* **EXERCISE INSTRUCTIONS**
Go through the listing and copy each line with the string "Hall".
>>>>
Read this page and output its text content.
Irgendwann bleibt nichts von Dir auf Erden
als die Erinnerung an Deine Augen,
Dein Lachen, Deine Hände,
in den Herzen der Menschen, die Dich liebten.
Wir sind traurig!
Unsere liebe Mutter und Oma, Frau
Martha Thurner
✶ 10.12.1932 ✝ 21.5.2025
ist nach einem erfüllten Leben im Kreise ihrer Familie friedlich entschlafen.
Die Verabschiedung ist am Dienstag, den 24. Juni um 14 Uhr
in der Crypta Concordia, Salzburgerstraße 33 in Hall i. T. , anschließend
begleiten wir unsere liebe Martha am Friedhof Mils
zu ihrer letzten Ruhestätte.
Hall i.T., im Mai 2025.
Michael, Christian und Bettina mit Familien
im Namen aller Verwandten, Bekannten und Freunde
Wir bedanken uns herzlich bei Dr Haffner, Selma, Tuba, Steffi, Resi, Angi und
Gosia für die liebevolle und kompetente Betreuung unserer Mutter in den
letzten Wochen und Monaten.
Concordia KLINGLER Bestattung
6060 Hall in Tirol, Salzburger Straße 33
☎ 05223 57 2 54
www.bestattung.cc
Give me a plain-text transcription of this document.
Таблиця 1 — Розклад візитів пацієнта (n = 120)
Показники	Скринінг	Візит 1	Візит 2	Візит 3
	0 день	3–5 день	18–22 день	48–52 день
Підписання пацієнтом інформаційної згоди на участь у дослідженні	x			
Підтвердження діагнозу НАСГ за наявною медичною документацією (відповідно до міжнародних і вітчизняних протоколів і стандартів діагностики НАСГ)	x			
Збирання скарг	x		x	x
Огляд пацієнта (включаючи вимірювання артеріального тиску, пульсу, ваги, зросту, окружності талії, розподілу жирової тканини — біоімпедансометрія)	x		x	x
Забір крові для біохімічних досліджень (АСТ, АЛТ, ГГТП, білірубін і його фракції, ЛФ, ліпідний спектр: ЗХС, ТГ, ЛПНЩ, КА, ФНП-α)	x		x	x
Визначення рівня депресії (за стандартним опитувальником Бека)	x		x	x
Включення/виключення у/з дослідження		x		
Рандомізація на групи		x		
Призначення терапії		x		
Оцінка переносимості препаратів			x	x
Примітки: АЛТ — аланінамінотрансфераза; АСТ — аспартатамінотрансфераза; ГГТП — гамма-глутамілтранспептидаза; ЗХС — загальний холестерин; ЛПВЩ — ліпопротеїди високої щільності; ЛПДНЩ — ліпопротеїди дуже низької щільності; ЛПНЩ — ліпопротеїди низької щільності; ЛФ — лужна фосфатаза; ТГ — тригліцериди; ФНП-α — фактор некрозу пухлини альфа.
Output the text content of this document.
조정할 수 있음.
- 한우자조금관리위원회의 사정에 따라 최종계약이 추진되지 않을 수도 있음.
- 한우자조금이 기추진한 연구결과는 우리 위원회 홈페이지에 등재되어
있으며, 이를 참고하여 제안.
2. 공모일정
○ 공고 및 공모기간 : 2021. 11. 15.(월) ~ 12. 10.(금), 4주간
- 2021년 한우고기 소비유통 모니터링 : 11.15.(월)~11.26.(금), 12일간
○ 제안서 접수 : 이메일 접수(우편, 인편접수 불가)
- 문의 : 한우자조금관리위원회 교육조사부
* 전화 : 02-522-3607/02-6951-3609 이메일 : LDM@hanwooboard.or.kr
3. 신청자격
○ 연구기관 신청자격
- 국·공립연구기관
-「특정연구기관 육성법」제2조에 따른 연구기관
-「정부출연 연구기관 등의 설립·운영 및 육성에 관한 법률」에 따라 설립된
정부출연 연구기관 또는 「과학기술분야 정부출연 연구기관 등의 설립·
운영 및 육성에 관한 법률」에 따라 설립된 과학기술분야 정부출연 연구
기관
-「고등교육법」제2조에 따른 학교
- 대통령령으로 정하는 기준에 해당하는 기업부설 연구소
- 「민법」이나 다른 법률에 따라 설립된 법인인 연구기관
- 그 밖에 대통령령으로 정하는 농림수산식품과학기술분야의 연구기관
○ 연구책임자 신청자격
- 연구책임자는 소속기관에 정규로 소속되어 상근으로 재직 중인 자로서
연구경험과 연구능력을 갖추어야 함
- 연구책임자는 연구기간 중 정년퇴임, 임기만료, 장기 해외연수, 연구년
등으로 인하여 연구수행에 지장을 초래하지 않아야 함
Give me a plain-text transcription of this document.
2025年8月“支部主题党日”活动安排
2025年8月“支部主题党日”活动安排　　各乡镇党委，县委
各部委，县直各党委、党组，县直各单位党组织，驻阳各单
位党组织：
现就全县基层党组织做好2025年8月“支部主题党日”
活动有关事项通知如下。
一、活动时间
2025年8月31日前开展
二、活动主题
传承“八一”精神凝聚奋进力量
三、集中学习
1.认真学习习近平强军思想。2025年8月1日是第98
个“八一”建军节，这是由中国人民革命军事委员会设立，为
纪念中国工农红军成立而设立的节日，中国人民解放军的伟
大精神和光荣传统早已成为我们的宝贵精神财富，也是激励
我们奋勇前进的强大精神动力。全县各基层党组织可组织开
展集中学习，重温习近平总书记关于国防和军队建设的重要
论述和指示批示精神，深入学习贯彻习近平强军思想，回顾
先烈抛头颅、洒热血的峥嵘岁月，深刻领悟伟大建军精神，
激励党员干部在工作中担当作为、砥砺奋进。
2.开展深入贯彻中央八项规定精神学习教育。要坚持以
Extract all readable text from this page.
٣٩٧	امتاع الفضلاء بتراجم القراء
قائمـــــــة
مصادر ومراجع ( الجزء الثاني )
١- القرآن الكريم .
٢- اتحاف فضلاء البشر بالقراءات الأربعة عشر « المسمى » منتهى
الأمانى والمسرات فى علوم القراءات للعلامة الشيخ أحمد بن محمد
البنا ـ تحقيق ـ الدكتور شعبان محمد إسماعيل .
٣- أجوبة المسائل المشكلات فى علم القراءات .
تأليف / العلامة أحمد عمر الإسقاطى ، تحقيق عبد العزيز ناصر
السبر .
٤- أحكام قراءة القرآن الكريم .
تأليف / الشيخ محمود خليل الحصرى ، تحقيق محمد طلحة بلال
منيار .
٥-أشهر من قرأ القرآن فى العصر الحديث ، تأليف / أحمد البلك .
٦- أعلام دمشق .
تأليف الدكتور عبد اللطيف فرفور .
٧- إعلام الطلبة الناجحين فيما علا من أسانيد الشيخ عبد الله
<<<<
* **RESPONSE TO THIS EXERCISE**
in der Crypta Concordia, Salzburgerstraße 33 in Hall i. T. , anschließend
Hall i.T., im Mai 2025.
6060 Hall in Tirol, Salzburger Straße 33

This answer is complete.